Neelkanth Mishra suggests these changes for your portfolio

Credit Suisse removed Tata Steel from its 30-stock portfolio and added Hindalco citing an aluminium-to-steel price ratio near a two-decade low, an inversion is likely

Nifty PSU Bank, closing 2.40% higher on reports of progress in privatization, was the top sectoral gainer

Indian benchmark equity indices are near their lifetime highs. At 12.01 pm Sensex advanced to 51,159, around 1,350 points from its all-time high of 52,516, while Nifty 50 is just 77 points away from its lifetime high. Over the past six 6 months, a lot of things have changed with India coming out of the first wave of Covid lifting mostly all lockdown restrictions, the announcement of a growth-oriented budget for a Covid hit economy, a raging second wave that has plateaued now and robust Q4FY21 reported by India Inc saw a non-polarized rally in the markets. Given these changes and subsequent rally in the market, it is a good time to revisit your portfolio and book some profits and do sector rotation in the portfolio.

Book profits
“Book profits on metals, reversing positions added in December-20 and earlier, as P/B relative to the market is near a 10-year high. It can go higher and stay elevated in a super-cycle, but we believe the current surge in apparent demand is due to an extreme inventory cycle and not a structural increase. Slower steel capacity increases due to ESG regulations are not sufficient to justify holding on, particularly given the Tata profit surge is iron-ore driven and should correct,” wrote Neelkanth Mishra, Co-head of Asia Pacific Strategy and India Equity Strategist at Credit Suisse in a report co-authored by Abhay Khaitan and Prateek Singh.

Task item: In the article on portfolio changes, rewrite the passage between "Indian benchmark equity" and "in the portfolio.", inclusive, replacing "Sensex" with "S&P BSE Sensex".

Stored data:
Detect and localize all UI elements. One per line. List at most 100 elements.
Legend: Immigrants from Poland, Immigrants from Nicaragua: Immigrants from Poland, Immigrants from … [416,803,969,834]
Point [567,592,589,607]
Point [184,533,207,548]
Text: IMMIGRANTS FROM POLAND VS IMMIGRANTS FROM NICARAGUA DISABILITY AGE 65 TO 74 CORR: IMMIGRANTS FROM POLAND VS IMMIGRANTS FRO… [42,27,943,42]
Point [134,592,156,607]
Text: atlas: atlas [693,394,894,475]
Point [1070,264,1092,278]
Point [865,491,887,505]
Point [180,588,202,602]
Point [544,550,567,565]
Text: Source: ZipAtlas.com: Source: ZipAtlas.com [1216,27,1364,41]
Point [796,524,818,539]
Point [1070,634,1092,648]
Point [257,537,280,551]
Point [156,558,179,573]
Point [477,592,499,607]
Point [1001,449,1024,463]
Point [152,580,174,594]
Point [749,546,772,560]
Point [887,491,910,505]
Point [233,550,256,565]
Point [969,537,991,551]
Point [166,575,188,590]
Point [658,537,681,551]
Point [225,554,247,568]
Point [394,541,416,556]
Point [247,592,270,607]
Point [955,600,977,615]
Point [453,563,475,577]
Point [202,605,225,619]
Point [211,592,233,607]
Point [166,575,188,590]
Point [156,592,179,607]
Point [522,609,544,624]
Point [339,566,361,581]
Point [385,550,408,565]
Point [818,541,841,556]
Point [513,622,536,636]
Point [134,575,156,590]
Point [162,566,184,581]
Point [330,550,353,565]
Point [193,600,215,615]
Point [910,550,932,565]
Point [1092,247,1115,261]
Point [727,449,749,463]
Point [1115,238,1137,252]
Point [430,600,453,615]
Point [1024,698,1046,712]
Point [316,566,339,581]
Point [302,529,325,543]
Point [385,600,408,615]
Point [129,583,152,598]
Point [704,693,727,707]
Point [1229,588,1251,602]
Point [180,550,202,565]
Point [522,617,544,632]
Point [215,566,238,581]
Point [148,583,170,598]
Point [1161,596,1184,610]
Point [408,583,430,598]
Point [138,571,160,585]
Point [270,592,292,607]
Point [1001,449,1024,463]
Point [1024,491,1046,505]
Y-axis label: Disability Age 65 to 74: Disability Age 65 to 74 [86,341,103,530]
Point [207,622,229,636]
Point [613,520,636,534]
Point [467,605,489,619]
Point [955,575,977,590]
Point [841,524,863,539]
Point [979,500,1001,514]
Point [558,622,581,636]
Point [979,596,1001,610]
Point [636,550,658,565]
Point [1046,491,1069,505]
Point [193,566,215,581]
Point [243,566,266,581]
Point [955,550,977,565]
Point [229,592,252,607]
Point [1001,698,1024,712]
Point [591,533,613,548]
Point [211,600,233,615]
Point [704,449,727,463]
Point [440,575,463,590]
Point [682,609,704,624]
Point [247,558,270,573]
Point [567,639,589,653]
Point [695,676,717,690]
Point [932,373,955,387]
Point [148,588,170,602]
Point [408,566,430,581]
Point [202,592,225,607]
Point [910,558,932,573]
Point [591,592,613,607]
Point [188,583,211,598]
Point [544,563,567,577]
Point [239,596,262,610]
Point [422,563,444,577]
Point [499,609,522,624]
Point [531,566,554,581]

Result for this exercise:
Indian benchmark equity indices are near their lifetime highs. At 12.01 pm S&P BSE Sensex advanced to 51,159, around 1,350 points from its all-time high of 52,516, while Nifty 50 is just 77 points away from its lifetime high. Over the past six 6 months, a lot of things have changed with India coming out of the first wave of Covid lifting mostly all lockdown restrictions, the announcement of a growth-oriented budget for a Covid hit economy, a raging second wave that has plateaued now and robust Q4FY21 reported by India Inc saw a non-polarized rally in the markets. Given these changes and subsequent rally in the market, it is a good time to revisit your portfolio and book some profits and do sector rotation in the portfolio.